EXERCISE PROMPT =
How many lines of the data include the string "ylabel"? State the number and nothing else.

DATA FOR THIS TASK =
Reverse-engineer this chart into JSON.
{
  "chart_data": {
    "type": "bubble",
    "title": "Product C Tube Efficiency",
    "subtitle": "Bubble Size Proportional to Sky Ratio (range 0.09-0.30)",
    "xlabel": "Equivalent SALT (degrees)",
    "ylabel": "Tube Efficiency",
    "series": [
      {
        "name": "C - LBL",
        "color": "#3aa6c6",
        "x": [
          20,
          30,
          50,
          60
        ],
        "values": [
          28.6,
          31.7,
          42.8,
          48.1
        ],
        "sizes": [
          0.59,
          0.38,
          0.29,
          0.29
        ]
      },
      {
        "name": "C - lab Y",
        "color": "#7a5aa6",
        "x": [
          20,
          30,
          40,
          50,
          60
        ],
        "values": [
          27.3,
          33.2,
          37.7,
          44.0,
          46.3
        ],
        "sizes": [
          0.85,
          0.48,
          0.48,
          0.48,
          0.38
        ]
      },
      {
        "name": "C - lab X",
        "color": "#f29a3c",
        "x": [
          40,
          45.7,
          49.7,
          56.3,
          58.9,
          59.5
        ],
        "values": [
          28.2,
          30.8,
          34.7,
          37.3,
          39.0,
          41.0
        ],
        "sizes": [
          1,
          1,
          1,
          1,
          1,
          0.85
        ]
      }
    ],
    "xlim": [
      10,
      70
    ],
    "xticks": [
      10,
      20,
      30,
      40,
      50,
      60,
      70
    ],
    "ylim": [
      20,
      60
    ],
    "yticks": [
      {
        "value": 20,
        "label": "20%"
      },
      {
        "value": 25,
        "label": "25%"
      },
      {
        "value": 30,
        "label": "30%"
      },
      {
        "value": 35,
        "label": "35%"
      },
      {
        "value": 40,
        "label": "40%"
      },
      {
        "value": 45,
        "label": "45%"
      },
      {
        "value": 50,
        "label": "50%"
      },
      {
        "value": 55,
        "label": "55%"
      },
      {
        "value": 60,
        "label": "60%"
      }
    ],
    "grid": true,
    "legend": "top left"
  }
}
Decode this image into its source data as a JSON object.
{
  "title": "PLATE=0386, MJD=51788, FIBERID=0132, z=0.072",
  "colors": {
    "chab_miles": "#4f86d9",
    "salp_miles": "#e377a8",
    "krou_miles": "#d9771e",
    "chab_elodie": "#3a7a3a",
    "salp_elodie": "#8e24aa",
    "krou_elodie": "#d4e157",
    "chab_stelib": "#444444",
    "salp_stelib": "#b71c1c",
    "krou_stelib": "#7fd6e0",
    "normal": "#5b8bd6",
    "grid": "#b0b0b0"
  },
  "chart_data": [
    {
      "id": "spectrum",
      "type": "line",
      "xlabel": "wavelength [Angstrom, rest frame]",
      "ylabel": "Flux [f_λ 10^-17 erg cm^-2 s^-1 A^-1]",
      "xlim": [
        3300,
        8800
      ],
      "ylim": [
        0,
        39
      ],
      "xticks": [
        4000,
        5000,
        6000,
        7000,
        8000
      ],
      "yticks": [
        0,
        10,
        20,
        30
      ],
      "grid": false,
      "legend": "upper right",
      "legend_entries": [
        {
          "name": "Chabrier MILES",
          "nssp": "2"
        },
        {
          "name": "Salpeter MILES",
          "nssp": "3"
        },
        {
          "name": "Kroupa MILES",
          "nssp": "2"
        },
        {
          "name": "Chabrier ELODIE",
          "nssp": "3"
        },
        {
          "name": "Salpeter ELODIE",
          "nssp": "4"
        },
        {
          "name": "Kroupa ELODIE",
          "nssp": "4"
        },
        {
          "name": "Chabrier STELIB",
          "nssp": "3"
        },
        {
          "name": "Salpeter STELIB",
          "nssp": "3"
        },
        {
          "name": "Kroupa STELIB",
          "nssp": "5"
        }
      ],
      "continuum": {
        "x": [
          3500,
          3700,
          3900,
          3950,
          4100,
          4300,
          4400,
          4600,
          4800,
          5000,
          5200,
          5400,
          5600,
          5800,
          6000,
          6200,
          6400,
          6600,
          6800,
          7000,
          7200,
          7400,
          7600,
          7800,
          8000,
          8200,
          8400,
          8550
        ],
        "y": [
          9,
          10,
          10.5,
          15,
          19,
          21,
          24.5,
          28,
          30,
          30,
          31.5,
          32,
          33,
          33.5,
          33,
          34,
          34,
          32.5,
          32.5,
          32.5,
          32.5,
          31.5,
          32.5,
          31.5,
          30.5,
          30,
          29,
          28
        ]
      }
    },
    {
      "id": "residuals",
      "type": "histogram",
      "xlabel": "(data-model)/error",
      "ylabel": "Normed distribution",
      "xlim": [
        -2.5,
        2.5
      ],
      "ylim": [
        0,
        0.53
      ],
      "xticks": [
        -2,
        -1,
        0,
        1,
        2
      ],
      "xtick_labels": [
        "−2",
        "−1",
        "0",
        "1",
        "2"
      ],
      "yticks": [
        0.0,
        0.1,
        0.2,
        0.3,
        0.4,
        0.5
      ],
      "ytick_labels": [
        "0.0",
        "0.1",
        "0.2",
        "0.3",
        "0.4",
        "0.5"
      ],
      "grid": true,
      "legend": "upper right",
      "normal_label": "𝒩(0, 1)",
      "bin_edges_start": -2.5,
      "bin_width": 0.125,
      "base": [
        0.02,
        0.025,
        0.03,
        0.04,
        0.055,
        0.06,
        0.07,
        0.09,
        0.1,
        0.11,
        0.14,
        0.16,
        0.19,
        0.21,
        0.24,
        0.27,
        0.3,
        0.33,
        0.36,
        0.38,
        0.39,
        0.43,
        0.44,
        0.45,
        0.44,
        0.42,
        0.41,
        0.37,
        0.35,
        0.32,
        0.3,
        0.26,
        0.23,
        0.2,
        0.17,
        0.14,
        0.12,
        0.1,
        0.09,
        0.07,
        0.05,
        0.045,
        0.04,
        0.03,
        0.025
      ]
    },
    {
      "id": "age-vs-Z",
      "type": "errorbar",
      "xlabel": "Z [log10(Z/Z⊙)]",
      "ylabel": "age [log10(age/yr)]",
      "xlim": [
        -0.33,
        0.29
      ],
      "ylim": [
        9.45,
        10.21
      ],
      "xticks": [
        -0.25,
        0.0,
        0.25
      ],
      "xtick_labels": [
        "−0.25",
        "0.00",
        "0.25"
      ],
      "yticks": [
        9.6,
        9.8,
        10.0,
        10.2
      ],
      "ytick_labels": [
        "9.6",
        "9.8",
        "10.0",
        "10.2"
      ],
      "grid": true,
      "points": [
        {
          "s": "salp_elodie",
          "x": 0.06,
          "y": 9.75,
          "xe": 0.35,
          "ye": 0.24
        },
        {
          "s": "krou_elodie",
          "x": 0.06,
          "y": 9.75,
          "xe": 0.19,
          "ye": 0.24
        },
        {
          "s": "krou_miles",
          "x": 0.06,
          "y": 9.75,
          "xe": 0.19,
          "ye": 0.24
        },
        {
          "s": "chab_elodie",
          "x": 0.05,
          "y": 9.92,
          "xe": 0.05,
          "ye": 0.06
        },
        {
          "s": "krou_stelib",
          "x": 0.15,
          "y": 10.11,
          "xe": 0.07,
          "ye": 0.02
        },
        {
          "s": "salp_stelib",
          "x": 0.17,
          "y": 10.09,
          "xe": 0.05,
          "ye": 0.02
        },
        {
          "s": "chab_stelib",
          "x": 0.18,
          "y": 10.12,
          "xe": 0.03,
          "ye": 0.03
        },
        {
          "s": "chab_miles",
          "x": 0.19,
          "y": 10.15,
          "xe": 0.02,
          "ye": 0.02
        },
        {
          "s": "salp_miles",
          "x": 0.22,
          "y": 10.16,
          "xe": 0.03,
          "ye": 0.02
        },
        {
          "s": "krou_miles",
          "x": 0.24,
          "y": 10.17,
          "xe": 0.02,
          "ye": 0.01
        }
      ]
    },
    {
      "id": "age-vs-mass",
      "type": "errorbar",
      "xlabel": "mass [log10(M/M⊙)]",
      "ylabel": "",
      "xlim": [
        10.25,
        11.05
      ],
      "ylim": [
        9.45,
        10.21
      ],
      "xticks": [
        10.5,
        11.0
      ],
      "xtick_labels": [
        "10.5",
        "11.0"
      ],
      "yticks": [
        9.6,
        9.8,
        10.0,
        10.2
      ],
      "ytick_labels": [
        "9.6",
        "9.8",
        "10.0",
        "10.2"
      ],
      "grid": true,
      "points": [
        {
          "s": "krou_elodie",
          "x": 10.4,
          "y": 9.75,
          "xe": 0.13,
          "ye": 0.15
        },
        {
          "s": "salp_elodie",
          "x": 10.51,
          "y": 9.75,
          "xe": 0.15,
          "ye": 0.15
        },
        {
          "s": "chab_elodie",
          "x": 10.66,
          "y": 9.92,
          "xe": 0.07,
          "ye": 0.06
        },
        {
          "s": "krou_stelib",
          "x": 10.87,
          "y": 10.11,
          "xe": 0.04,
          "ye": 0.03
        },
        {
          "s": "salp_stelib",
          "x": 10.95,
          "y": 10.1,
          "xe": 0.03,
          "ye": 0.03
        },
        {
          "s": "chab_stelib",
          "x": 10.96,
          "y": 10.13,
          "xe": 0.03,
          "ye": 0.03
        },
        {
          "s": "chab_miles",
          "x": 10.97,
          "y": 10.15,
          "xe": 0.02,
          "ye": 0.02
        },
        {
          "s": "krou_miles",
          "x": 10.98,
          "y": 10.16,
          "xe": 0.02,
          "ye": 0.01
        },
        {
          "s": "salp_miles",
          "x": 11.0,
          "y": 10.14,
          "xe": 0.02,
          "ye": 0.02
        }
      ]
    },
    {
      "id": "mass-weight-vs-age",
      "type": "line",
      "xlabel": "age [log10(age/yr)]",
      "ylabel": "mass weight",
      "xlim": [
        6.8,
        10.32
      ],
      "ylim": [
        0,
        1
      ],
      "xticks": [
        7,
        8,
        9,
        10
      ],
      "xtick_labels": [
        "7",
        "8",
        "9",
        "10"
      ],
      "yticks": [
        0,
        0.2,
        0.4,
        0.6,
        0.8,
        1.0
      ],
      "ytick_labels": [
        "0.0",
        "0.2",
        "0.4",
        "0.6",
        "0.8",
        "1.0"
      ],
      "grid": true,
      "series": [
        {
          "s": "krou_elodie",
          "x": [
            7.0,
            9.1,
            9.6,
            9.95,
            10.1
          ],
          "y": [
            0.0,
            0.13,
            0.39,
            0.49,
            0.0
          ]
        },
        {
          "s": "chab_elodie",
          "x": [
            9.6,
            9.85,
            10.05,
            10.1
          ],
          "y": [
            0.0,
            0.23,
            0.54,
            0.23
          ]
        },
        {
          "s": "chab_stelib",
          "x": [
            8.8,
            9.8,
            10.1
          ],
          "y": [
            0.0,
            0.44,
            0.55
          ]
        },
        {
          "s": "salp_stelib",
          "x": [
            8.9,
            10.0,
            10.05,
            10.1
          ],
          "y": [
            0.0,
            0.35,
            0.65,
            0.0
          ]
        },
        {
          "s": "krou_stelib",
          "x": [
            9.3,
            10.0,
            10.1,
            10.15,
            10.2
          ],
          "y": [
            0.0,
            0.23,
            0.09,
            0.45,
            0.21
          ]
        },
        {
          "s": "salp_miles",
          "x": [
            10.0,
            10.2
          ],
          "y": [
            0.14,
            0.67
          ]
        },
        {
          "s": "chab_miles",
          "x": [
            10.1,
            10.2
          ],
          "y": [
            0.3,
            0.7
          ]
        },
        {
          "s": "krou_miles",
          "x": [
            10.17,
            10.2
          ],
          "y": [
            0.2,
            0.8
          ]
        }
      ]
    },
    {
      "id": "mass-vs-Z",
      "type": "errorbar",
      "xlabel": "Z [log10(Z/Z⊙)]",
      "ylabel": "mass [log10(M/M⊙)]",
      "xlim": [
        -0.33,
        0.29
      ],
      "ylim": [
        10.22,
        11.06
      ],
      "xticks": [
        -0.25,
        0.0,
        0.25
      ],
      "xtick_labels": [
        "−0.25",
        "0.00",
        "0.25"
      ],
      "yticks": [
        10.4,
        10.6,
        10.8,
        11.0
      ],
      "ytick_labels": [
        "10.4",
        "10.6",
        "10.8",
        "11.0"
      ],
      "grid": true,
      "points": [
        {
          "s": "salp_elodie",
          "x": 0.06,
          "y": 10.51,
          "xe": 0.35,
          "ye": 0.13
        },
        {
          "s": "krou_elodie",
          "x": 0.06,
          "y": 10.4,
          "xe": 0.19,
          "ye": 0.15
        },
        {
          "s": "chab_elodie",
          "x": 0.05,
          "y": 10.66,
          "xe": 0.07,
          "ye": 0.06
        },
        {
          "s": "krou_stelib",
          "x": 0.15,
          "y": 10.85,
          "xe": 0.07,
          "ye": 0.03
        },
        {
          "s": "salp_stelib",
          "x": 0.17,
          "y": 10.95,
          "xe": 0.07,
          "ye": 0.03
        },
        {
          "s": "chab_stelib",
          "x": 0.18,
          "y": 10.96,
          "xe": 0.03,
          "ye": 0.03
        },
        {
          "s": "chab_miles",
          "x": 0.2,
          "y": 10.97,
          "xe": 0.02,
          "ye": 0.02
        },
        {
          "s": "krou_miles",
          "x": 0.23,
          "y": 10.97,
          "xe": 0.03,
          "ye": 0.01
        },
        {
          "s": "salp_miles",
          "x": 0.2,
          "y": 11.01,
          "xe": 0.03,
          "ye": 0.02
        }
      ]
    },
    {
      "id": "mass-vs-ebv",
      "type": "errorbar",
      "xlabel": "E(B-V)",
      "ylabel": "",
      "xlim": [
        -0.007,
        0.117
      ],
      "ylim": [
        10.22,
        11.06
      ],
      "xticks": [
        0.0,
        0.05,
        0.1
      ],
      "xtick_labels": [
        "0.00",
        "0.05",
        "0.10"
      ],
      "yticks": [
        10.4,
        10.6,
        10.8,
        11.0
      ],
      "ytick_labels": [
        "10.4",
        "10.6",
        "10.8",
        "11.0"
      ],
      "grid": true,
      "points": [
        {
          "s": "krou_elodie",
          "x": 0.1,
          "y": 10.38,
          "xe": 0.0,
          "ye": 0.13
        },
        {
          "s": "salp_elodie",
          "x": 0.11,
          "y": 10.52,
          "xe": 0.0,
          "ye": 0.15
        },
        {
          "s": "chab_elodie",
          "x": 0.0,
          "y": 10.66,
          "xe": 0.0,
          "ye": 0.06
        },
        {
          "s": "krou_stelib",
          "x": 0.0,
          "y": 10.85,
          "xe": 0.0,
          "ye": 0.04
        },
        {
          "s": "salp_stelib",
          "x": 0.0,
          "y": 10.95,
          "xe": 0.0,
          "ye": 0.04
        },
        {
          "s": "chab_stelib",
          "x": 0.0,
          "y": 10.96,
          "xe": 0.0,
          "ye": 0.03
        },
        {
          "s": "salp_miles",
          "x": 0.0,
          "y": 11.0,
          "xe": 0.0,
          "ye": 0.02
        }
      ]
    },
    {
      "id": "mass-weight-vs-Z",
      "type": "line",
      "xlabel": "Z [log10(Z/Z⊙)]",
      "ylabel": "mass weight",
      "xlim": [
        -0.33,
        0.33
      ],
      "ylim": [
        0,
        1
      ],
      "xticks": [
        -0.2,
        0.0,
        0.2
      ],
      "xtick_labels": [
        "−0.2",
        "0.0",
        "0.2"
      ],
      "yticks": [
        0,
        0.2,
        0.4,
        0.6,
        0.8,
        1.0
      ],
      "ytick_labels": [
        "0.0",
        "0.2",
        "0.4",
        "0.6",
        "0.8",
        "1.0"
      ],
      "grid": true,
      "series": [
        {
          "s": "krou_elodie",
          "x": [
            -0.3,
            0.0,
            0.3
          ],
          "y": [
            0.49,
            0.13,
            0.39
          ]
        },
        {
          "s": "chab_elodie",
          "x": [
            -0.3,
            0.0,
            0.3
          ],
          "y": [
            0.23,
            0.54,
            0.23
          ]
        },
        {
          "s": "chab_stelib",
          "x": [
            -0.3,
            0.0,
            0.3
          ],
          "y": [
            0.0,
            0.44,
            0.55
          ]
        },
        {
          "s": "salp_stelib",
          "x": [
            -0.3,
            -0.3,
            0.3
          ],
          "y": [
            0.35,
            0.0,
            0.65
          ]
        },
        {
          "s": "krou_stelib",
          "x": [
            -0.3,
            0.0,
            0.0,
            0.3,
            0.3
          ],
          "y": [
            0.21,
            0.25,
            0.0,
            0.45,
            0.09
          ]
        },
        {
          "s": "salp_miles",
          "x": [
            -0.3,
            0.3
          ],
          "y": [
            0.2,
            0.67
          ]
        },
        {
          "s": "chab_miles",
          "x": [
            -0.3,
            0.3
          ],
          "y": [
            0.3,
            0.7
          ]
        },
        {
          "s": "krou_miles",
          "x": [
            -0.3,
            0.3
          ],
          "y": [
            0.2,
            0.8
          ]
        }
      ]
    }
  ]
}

EXERCISE OUTPUT =
9